**WHAT YOU WILL DO**:
Without the pictures, give the entries below again exactly as written.

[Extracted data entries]

>> BEGIN

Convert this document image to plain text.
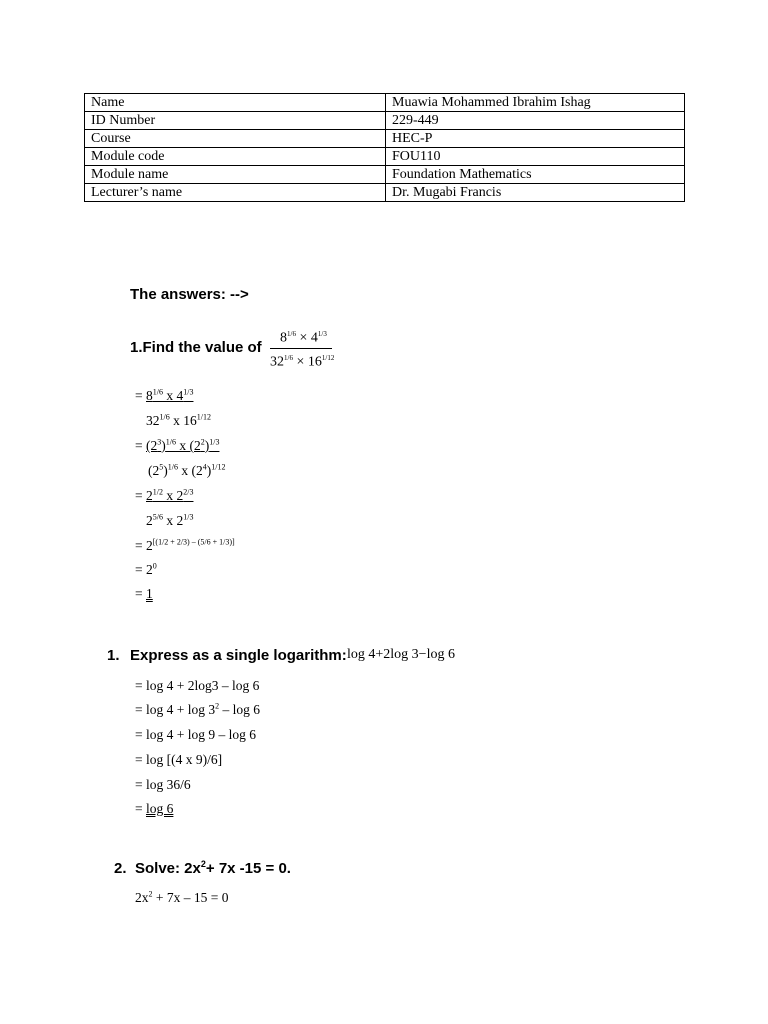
Name	Muawia Mohammed Ibrahim Ishag
ID Number	229-449
Course	HEC-P
Module code	FOU110
Module name	Foundation Mathematics
Lecturer’s name	Dr. Mugabi Francis
The answers: -->
1.Find the value of
$8^{1/6} \times 4^{1/3}$
$32^{1/6} \times 16^{1/12}$
= $8^{1/6}$ x $4^{1/3}$
$32^{1/6}$ x $16^{1/12}$
= $(2^3)^{1/6}$ x $(2^2)^{1/3}$
$(2^5)^{1/6}$ x $(2^4)^{1/12}$
= $2^{1/2}$ x $2^{2/3}$
$2^{5/6}$ x $2^{1/3}$
= 2[(1/2 + 2/3) – (5/6 + 1/3)]
= $2^0$
= 1
1. Express as a single logarithm: log 4+2log 3−log 6
= log 4 + 2log3 – log 6
= $\log 4 + \log 3^2 - \log 6$
= log 4 + log 9 – log 6
= log [(4 x 9)/6]
= log 36/6
= log 6
2. Solve: $2x^2+ 7x$ -15 = 0.
$2x^2 + 7x - 15 = 0$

>> END

**RESULT OF THE EXERCISE**:
Convert this document image to plain text.
Name	Muawia Mohammed Ibrahim Ishag
ID Number	229-449
Course	HEC-P
Module code	FOU110
Module name	Foundation Mathematics
Lecturer’s name	Dr. Mugabi Francis
The answers: -->
1.Find the value of
$8^{1/6} \times 4^{1/3}$
$32^{1/6} \times 16^{1/12}$
= $8^{1/6}$ x $4^{1/3}$
$32^{1/6}$ x $16^{1/12}$
= $(2^3)^{1/6}$ x $(2^2)^{1/3}$
$(2^5)^{1/6}$ x $(2^4)^{1/12}$
= $2^{1/2}$ x $2^{2/3}$
$2^{5/6}$ x $2^{1/3}$
= 2[(1/2 + 2/3) – (5/6 + 1/3)]
= $2^0$
= 1
1. Express as a single logarithm: log 4+2log 3−log 6
= log 4 + 2log3 – log 6
= $\log 4 + \log 3^2 - \log 6$
= log 4 + log 9 – log 6
= log [(4 x 9)/6]
= log 36/6
= log 6
2. Solve: $2x^2+ 7x$ -15 = 0.
$2x^2 + 7x - 15 = 0$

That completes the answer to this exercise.